==== Materials provided ====

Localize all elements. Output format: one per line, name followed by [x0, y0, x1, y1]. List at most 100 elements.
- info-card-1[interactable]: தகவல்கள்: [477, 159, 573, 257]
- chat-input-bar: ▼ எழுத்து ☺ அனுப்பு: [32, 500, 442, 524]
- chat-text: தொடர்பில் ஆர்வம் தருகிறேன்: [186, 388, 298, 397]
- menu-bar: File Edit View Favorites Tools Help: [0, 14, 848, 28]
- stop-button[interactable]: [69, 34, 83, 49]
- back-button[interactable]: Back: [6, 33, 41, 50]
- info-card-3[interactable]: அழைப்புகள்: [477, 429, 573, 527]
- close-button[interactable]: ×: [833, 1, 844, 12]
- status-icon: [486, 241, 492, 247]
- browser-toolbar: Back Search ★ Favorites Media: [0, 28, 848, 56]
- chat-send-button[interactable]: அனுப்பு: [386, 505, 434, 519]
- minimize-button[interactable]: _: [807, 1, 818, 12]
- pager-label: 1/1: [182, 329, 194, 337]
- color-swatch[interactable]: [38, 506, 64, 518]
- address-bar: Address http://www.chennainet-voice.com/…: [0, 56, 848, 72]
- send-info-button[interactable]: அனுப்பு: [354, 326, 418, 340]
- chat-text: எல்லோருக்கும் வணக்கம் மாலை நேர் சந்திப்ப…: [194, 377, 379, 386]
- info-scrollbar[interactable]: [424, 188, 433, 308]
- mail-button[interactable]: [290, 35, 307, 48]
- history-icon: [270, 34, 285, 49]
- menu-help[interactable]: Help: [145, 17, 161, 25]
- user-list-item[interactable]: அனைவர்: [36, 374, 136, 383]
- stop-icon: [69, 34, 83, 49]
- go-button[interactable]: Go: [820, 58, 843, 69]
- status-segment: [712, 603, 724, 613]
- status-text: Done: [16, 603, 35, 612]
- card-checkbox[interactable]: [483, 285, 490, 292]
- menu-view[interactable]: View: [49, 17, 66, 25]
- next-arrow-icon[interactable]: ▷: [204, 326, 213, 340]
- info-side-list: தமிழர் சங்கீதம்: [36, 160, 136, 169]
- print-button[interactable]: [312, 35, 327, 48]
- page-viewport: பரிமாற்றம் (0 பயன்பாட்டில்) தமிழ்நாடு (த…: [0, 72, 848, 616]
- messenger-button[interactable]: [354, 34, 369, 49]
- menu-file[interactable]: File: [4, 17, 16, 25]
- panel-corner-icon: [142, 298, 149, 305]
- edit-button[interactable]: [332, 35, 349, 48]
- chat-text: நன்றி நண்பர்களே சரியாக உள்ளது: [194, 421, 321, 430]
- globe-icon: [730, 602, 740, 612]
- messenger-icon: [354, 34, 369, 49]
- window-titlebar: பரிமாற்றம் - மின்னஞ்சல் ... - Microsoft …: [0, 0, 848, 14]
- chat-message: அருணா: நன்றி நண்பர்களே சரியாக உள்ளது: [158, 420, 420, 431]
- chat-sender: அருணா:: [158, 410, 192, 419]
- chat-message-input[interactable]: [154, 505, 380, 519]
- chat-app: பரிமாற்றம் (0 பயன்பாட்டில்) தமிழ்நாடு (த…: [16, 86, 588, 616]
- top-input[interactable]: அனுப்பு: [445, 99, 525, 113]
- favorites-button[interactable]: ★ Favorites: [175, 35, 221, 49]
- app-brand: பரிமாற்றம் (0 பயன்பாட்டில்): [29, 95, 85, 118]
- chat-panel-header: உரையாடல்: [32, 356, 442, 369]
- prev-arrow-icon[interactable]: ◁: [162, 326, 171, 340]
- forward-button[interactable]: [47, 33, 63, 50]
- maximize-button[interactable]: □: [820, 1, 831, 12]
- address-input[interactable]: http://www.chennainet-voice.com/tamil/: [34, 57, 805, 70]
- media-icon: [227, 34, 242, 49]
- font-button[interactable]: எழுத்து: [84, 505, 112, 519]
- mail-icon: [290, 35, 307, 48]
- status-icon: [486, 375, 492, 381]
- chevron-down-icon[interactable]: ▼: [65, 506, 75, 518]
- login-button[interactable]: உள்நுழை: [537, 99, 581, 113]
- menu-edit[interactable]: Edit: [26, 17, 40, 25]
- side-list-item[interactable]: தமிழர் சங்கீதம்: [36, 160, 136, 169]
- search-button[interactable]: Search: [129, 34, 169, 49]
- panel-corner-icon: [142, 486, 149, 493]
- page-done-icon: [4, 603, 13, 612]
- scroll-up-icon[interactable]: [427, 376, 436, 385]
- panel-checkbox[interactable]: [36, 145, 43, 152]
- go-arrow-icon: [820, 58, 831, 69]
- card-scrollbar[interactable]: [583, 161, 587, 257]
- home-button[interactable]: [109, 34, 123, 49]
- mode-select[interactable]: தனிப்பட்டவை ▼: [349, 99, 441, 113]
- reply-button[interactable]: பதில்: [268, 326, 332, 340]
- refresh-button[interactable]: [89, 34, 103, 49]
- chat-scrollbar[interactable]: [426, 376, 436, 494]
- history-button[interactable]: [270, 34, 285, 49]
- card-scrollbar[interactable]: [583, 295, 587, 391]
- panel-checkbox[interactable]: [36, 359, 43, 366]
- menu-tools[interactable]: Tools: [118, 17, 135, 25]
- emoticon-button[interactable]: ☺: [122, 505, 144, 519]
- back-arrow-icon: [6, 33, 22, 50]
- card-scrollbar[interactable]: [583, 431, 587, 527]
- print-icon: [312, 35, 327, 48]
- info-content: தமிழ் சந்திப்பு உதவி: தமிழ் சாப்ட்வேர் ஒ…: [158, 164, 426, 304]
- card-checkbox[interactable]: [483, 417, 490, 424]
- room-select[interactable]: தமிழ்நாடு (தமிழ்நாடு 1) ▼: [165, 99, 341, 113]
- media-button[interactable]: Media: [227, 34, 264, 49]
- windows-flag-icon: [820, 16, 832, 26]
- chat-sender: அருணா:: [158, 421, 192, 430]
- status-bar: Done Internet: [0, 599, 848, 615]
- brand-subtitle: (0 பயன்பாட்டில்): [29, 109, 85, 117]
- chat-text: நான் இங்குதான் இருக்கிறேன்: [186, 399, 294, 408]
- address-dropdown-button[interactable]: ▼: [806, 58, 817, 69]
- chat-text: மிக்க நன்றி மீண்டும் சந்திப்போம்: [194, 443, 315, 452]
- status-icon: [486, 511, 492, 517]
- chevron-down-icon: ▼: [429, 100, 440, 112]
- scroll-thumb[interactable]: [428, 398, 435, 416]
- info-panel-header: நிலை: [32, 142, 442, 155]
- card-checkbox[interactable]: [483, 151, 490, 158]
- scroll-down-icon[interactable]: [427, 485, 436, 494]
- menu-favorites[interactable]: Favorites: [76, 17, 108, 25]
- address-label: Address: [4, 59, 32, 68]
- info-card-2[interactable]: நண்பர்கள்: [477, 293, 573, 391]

====

Task ▸
Extract the data above word for word, keeping every line unchanged and in its original order.

Solution ▸
Localize all elements. Output format: one per line, name followed by [x0, y0, x1, y1]. List at most 100 elements.
- info-card-1[interactable]: தகவல்கள்: [477, 159, 573, 257]
- chat-input-bar: ▼ எழுத்து ☺ அனுப்பு: [32, 500, 442, 524]
- chat-text: தொடர்பில் ஆர்வம் தருகிறேன்: [186, 388, 298, 397]
- menu-bar: File Edit View Favorites Tools Help: [0, 14, 848, 28]
- stop-button[interactable]: [69, 34, 83, 49]
- back-button[interactable]: Back: [6, 33, 41, 50]
- info-card-3[interactable]: அழைப்புகள்: [477, 429, 573, 527]
- close-button[interactable]: ×: [833, 1, 844, 12]
- status-icon: [486, 241, 492, 247]
- browser-toolbar: Back Search ★ Favorites Media: [0, 28, 848, 56]
- chat-send-button[interactable]: அனுப்பு: [386, 505, 434, 519]
- minimize-button[interactable]: _: [807, 1, 818, 12]
- pager-label: 1/1: [182, 329, 194, 337]
- color-swatch[interactable]: [38, 506, 64, 518]
- address-bar: Address http://www.chennainet-voice.com/…: [0, 56, 848, 72]
- send-info-button[interactable]: அனுப்பு: [354, 326, 418, 340]
- chat-text: எல்லோருக்கும் வணக்கம் மாலை நேர் சந்திப்ப…: [194, 377, 379, 386]
- info-scrollbar[interactable]: [424, 188, 433, 308]
- mail-button[interactable]: [290, 35, 307, 48]
- history-icon: [270, 34, 285, 49]
- menu-help[interactable]: Help: [145, 17, 161, 25]
- user-list-item[interactable]: அனைவர்: [36, 374, 136, 383]
- stop-icon: [69, 34, 83, 49]
- go-button[interactable]: Go: [820, 58, 843, 69]
- status-segment: [712, 603, 724, 613]
- status-text: Done: [16, 603, 35, 612]
- card-checkbox[interactable]: [483, 285, 490, 292]
- menu-view[interactable]: View: [49, 17, 66, 25]
- next-arrow-icon[interactable]: ▷: [204, 326, 213, 340]
- info-side-list: தமிழர் சங்கீதம்: [36, 160, 136, 169]
- print-button[interactable]: [312, 35, 327, 48]
- page-viewport: பரிமாற்றம் (0 பயன்பாட்டில்) தமிழ்நாடு (த…: [0, 72, 848, 616]
- messenger-button[interactable]: [354, 34, 369, 49]
- menu-file[interactable]: File: [4, 17, 16, 25]
- panel-corner-icon: [142, 298, 149, 305]
- edit-button[interactable]: [332, 35, 349, 48]
- chat-text: நன்றி நண்பர்களே சரியாக உள்ளது: [194, 421, 321, 430]
- globe-icon: [730, 602, 740, 612]
- messenger-icon: [354, 34, 369, 49]
- window-titlebar: பரிமாற்றம் - மின்னஞ்சல் ... - Microsoft …: [0, 0, 848, 14]
- chat-message: அருணா: நன்றி நண்பர்களே சரியாக உள்ளது: [158, 420, 420, 431]
- chat-sender: அருணா:: [158, 410, 192, 419]
- chat-message-input[interactable]: [154, 505, 380, 519]
- chat-app: பரிமாற்றம் (0 பயன்பாட்டில்) தமிழ்நாடு (த…: [16, 86, 588, 616]
- top-input[interactable]: அனுப்பு: [445, 99, 525, 113]
- favorites-button[interactable]: ★ Favorites: [175, 35, 221, 49]
- app-brand: பரிமாற்றம் (0 பயன்பாட்டில்): [29, 95, 85, 118]
- chat-panel-header: உரையாடல்: [32, 356, 442, 369]
- prev-arrow-icon[interactable]: ◁: [162, 326, 171, 340]
- forward-button[interactable]: [47, 33, 63, 50]
- maximize-button[interactable]: □: [820, 1, 831, 12]
- address-input[interactable]: http://www.chennainet-voice.com/tamil/: [34, 57, 805, 70]
- media-icon: [227, 34, 242, 49]
- font-button[interactable]: எழுத்து: [84, 505, 112, 519]
- mail-icon: [290, 35, 307, 48]
- status-icon: [486, 375, 492, 381]
- chevron-down-icon[interactable]: ▼: [65, 506, 75, 518]
- login-button[interactable]: உள்நுழை: [537, 99, 581, 113]
- menu-edit[interactable]: Edit: [26, 17, 40, 25]
- side-list-item[interactable]: தமிழர் சங்கீதம்: [36, 160, 136, 169]
- search-button[interactable]: Search: [129, 34, 169, 49]
- panel-corner-icon: [142, 486, 149, 493]
- page-done-icon: [4, 603, 13, 612]
- scroll-up-icon[interactable]: [427, 376, 436, 385]
- panel-checkbox[interactable]: [36, 145, 43, 152]
- go-arrow-icon: [820, 58, 831, 69]
- card-scrollbar[interactable]: [583, 161, 587, 257]
- home-button[interactable]: [109, 34, 123, 49]
- mode-select[interactable]: தனிப்பட்டவை ▼: [349, 99, 441, 113]
- reply-button[interactable]: பதில்: [268, 326, 332, 340]
- refresh-button[interactable]: [89, 34, 103, 49]
- chat-scrollbar[interactable]: [426, 376, 436, 494]
- history-button[interactable]: [270, 34, 285, 49]
- card-scrollbar[interactable]: [583, 295, 587, 391]
- panel-checkbox[interactable]: [36, 359, 43, 366]
- menu-tools[interactable]: Tools: [118, 17, 135, 25]
- emoticon-button[interactable]: ☺: [122, 505, 144, 519]
- back-arrow-icon: [6, 33, 22, 50]
- card-scrollbar[interactable]: [583, 431, 587, 527]
- print-icon: [312, 35, 327, 48]
- info-content: தமிழ் சந்திப்பு உதவி: தமிழ் சாப்ட்வேர் ஒ…: [158, 164, 426, 304]
- card-checkbox[interactable]: [483, 417, 490, 424]
- room-select[interactable]: தமிழ்நாடு (தமிழ்நாடு 1) ▼: [165, 99, 341, 113]
- media-button[interactable]: Media: [227, 34, 264, 49]
- windows-flag-icon: [820, 16, 832, 26]
- chat-sender: அருணா:: [158, 421, 192, 430]
- status-bar: Done Internet: [0, 599, 848, 615]
- brand-subtitle: (0 பயன்பாட்டில்): [29, 109, 85, 117]
- chat-text: நான் இங்குதான் இருக்கிறேன்: [186, 399, 294, 408]
- address-dropdown-button[interactable]: ▼: [806, 58, 817, 69]
- chat-text: மிக்க நன்றி மீண்டும் சந்திப்போம்: [194, 443, 315, 452]
- status-icon: [486, 511, 492, 517]
- chevron-down-icon: ▼: [429, 100, 440, 112]
- scroll-thumb[interactable]: [428, 398, 435, 416]
- info-panel-header: நிலை: [32, 142, 442, 155]
- card-checkbox[interactable]: [483, 151, 490, 158]
- scroll-down-icon[interactable]: [427, 485, 436, 494]
- menu-favorites[interactable]: Favorites: [76, 17, 108, 25]
- address-label: Address: [4, 59, 32, 68]
- info-card-2[interactable]: நண்பர்கள்: [477, 293, 573, 391]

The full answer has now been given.